### Task details
Copy the listing verbatim, excluding any images found in it.
________
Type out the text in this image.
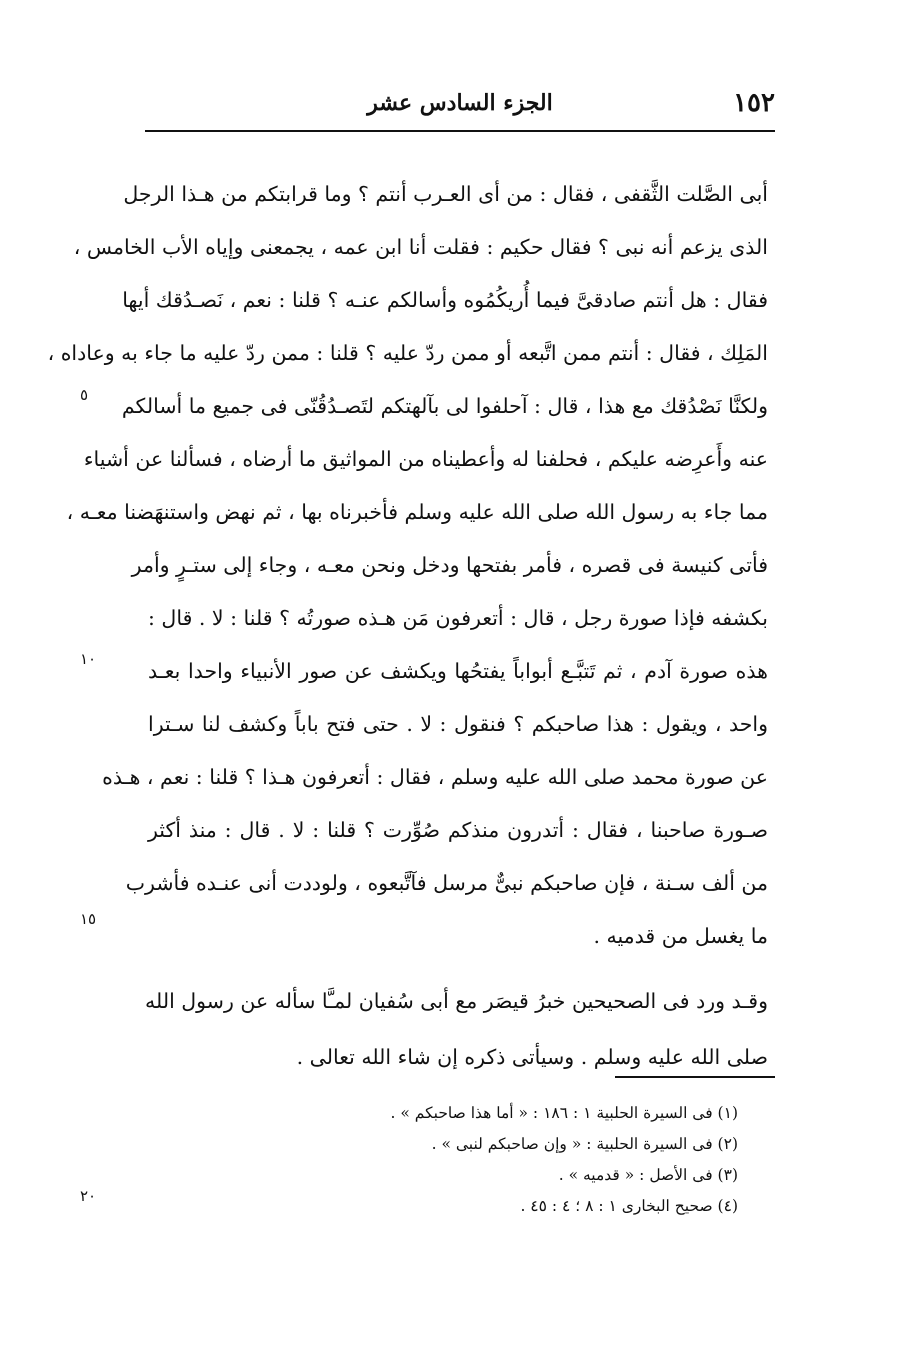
١٥٢
الجزء السادس عشر
أبى الصَّلت الثَّقفى ، فقال : من أى العـرب أنتم ؟ وما قرابتكم من هـذا الرجل
الذى يزعم أنه نبى ؟ فقال حكيم : فقلت أنا ابن عمه ، يجمعنى وإياه الأب الخامس ،
فقال : هل أنتم صادقىَّ فيما أُريكُمُوه وأسالكم عنـه ؟ قلنا : نعم ، نَصـدُقك أيها
المَلِك ، فقال : أنتم ممن اتَّبعه أو ممن ردّ عليه ؟ قلنا : ممن ردّ عليه ما جاء به وعاداه ،
ولكنَّا نَصْدُقك مع هذا ، قال : آحلفوا لى بآلهتكم لتَصـدُقُنّى فى جميع ما أسالكم
عنه وأَعرِضه عليكم ، فحلفنا له وأعطيناه من المواثيق ما أرضاه ، فسألنا عن أشياء
مما جاء به رسول الله صلى الله عليه وسلم فأخبرناه بها ، ثم نهض واستنهَضنا معـه ،
فأتى كنيسة فى قصره ، فأمر بفتحها ودخل ونحن معـه ، وجاء إلى ستـرٍ وأمر
بكشفه فإذا صورة رجل ، قال : أتعرفون مَن هـذه صورتُه ؟ قلنا : لا . قال :
هذه صورة آدم ، ثم تَتبَّـع أبواباً يفتحُها ويكشف عن صور الأنبياء واحدا بعـد
واحد ، ويقول : هذا صاحبكم ؟ فنقول : لا . حتى فتح باباً وكشف لنا سـترا
عن صورة محمد صلى الله عليه وسلم ، فقال : أتعرفون هـذا ؟ قلنا : نعم ، هـذه
صـورة صاحبنا ، فقال : أتدرون منذكم صُوِّرت ؟ قلنا : لا . قال : منذ أكثر
من ألف سـنة ، فإن صاحبكم نبىٌّ مرسل فآتَّبعوه ، ولوددت أنى عنـده فأشرب
ما يغسل من قدميه .
وقـد ورد فى الصحيحين خبرُ قيصَر مع أبى سُفيان لمـَّا سأله عن رسول الله
صلى الله عليه وسلم . وسيأتى ذكره إن شاء الله تعالى .
٥
١٠
١٥
٢٠
(١) فى السيرة الحلبية ١ : ١٨٦ : « أما هذا صاحبكم » .
(٢) فى السيرة الحلبية : « وإن صاحبكم لنبى » .
(٣) فى الأصل : « قدميه » .
(٤) صحيح البخارى ١ : ٨ ؛ ٤ : ٤٥ .
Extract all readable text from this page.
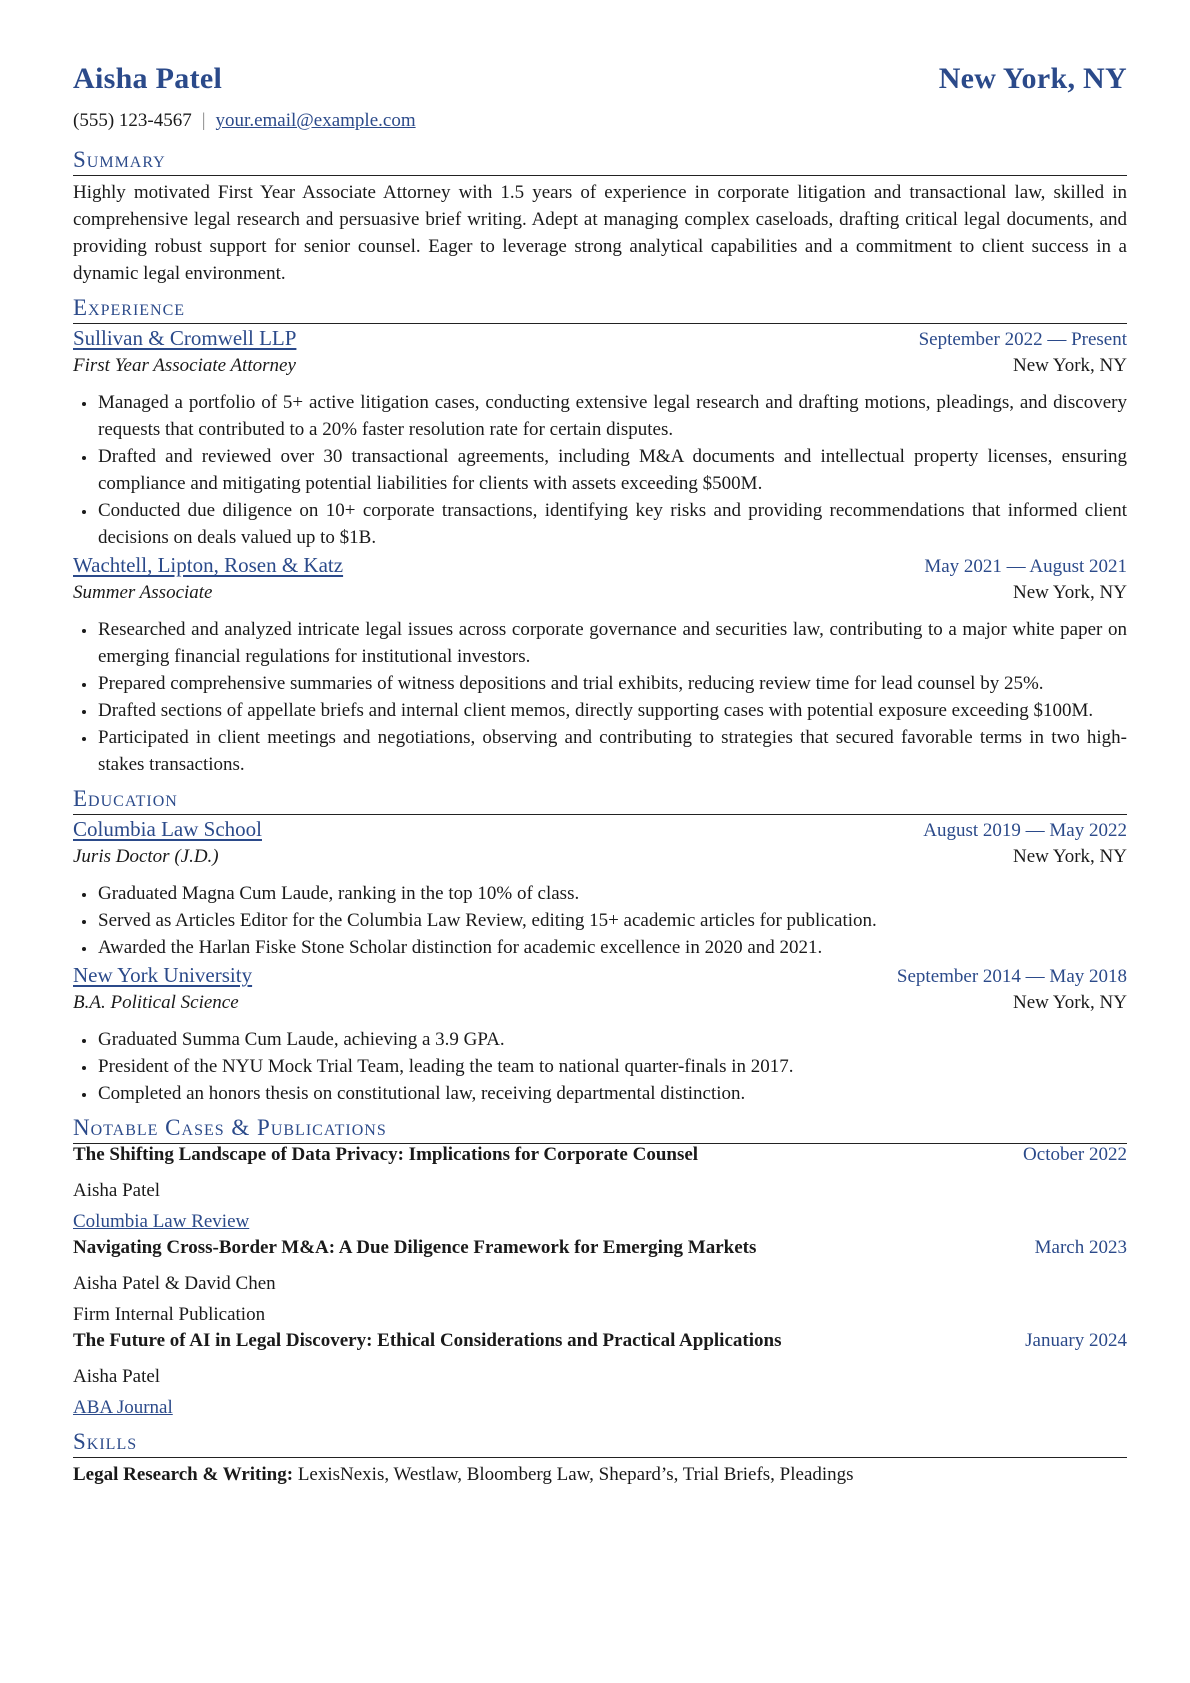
Aisha Patel	New York, NY
(555) 123-4567 | your.email@example.com
Summary

Highly motivated First Year Associate Attorney with 1.5 years of experience in corporate litigation and transactional law, skilled in comprehensive legal research and persuasive brief writing. Adept at managing complex caseloads, drafting critical legal documents, and providing robust support for senior counsel. Eager to leverage strong analytical capabilities and a commitment to client success in a dynamic legal environment.

Experience
Sullivan & Cromwell LLP	September 2022 — Present
First Year Associate Attorney	New York, NY
• Managed a portfolio of 5+ active litigation cases, conducting extensive legal research and drafting motions, pleadings, and discovery requests that contributed to a 20% faster resolution rate for certain disputes.
• Drafted and reviewed over 30 transactional agreements, including M&A documents and intellectual property licenses, ensuring compliance and mitigating potential liabilities for clients with assets exceeding $500M.
• Conducted due diligence on 10+ corporate transactions, identifying key risks and providing recommendations that informed client decisions on deals valued up to $1B.
Wachtell, Lipton, Rosen & Katz	May 2021 — August 2021
Summer Associate	New York, NY
• Researched and analyzed intricate legal issues across corporate governance and securities law, contributing to a major white paper on emerging financial regulations for institutional investors.
• Prepared comprehensive summaries of witness depositions and trial exhibits, reducing review time for lead counsel by 25%.
• Drafted sections of appellate briefs and internal client memos, directly supporting cases with potential exposure exceeding $100M.
• Participated in client meetings and negotiations, observing and contributing to strategies that secured favorable terms in two high-stakes transactions.
Education
Columbia Law School	August 2019 — May 2022
Juris Doctor (J.D.)	New York, NY
• Graduated Magna Cum Laude, ranking in the top 10% of class.
• Served as Articles Editor for the Columbia Law Review, editing 15+ academic articles for publication.
• Awarded the Harlan Fiske Stone Scholar distinction for academic excellence in 2020 and 2021.
New York University	September 2014 — May 2018
B.A. Political Science	New York, NY
• Graduated Summa Cum Laude, achieving a 3.9 GPA.
• President of the NYU Mock Trial Team, leading the team to national quarter-finals in 2017.
• Completed an honors thesis on constitutional law, receiving departmental distinction.
Notable Cases & Publications
The Shifting Landscape of Data Privacy: Implications for Corporate Counsel	October 2022
Aisha Patel
Columbia Law Review
Navigating Cross-Border M&A: A Due Diligence Framework for Emerging Markets	March 2023
Aisha Patel & David Chen
Firm Internal Publication
The Future of AI in Legal Discovery: Ethical Considerations and Practical Applications	January 2024
Aisha Patel
ABA Journal
Skills
Legal Research & Writing: LexisNexis, Westlaw, Bloomberg Law, Shepard’s, Trial Briefs, Pleadings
________
### Solution below
Type out the text in this image.
١٥٢
الجزء السادس عشر
أبى الصَّلت الثَّقفى ، فقال : من أى العـرب أنتم ؟ وما قرابتكم من هـذا الرجل
الذى يزعم أنه نبى ؟ فقال حكيم : فقلت أنا ابن عمه ، يجمعنى وإياه الأب الخامس ،
فقال : هل أنتم صادقىَّ فيما أُريكُمُوه وأسالكم عنـه ؟ قلنا : نعم ، نَصـدُقك أيها
المَلِك ، فقال : أنتم ممن اتَّبعه أو ممن ردّ عليه ؟ قلنا : ممن ردّ عليه ما جاء به وعاداه ،
ولكنَّا نَصْدُقك مع هذا ، قال : آحلفوا لى بآلهتكم لتَصـدُقُنّى فى جميع ما أسالكم
عنه وأَعرِضه عليكم ، فحلفنا له وأعطيناه من المواثيق ما أرضاه ، فسألنا عن أشياء
مما جاء به رسول الله صلى الله عليه وسلم فأخبرناه بها ، ثم نهض واستنهَضنا معـه ،
فأتى كنيسة فى قصره ، فأمر بفتحها ودخل ونحن معـه ، وجاء إلى ستـرٍ وأمر
بكشفه فإذا صورة رجل ، قال : أتعرفون مَن هـذه صورتُه ؟ قلنا : لا . قال :
هذه صورة آدم ، ثم تَتبَّـع أبواباً يفتحُها ويكشف عن صور الأنبياء واحدا بعـد
واحد ، ويقول : هذا صاحبكم ؟ فنقول : لا . حتى فتح باباً وكشف لنا سـترا
عن صورة محمد صلى الله عليه وسلم ، فقال : أتعرفون هـذا ؟ قلنا : نعم ، هـذه
صـورة صاحبنا ، فقال : أتدرون منذكم صُوِّرت ؟ قلنا : لا . قال : منذ أكثر
من ألف سـنة ، فإن صاحبكم نبىٌّ مرسل فآتَّبعوه ، ولوددت أنى عنـده فأشرب
ما يغسل من قدميه .
وقـد ورد فى الصحيحين خبرُ قيصَر مع أبى سُفيان لمـَّا سأله عن رسول الله
صلى الله عليه وسلم . وسيأتى ذكره إن شاء الله تعالى .
٥
١٠
١٥
٢٠
(١) فى السيرة الحلبية ١ : ١٨٦ : « أما هذا صاحبكم » .
(٢) فى السيرة الحلبية : « وإن صاحبكم لنبى » .
(٣) فى الأصل : « قدميه » .
(٤) صحيح البخارى ١ : ٨ ؛ ٤ : ٤٥ .
Extract all readable text from this page.
Aisha Patel	New York, NY
(555) 123-4567 | your.email@example.com
Summary

Highly motivated First Year Associate Attorney with 1.5 years of experience in corporate litigation and transactional law, skilled in comprehensive legal research and persuasive brief writing. Adept at managing complex caseloads, drafting critical legal documents, and providing robust support for senior counsel. Eager to leverage strong analytical capabilities and a commitment to client success in a dynamic legal environment.

Experience
Sullivan & Cromwell LLP	September 2022 — Present
First Year Associate Attorney	New York, NY
• Managed a portfolio of 5+ active litigation cases, conducting extensive legal research and drafting motions, pleadings, and discovery requests that contributed to a 20% faster resolution rate for certain disputes.
• Drafted and reviewed over 30 transactional agreements, including M&A documents and intellectual property licenses, ensuring compliance and mitigating potential liabilities for clients with assets exceeding $500M.
• Conducted due diligence on 10+ corporate transactions, identifying key risks and providing recommendations that informed client decisions on deals valued up to $1B.
Wachtell, Lipton, Rosen & Katz	May 2021 — August 2021
Summer Associate	New York, NY
• Researched and analyzed intricate legal issues across corporate governance and securities law, contributing to a major white paper on emerging financial regulations for institutional investors.
• Prepared comprehensive summaries of witness depositions and trial exhibits, reducing review time for lead counsel by 25%.
• Drafted sections of appellate briefs and internal client memos, directly supporting cases with potential exposure exceeding $100M.
• Participated in client meetings and negotiations, observing and contributing to strategies that secured favorable terms in two high-stakes transactions.
Education
Columbia Law School	August 2019 — May 2022
Juris Doctor (J.D.)	New York, NY
• Graduated Magna Cum Laude, ranking in the top 10% of class.
• Served as Articles Editor for the Columbia Law Review, editing 15+ academic articles for publication.
• Awarded the Harlan Fiske Stone Scholar distinction for academic excellence in 2020 and 2021.
New York University	September 2014 — May 2018
B.A. Political Science	New York, NY
• Graduated Summa Cum Laude, achieving a 3.9 GPA.
• President of the NYU Mock Trial Team, leading the team to national quarter-finals in 2017.
• Completed an honors thesis on constitutional law, receiving departmental distinction.
Notable Cases & Publications
The Shifting Landscape of Data Privacy: Implications for Corporate Counsel	October 2022
Aisha Patel
Columbia Law Review
Navigating Cross-Border M&A: A Due Diligence Framework for Emerging Markets	March 2023
Aisha Patel & David Chen
Firm Internal Publication
The Future of AI in Legal Discovery: Ethical Considerations and Practical Applications	January 2024
Aisha Patel
ABA Journal
Skills
Legal Research & Writing: LexisNexis, Westlaw, Bloomberg Law, Shepard’s, Trial Briefs, Pleadings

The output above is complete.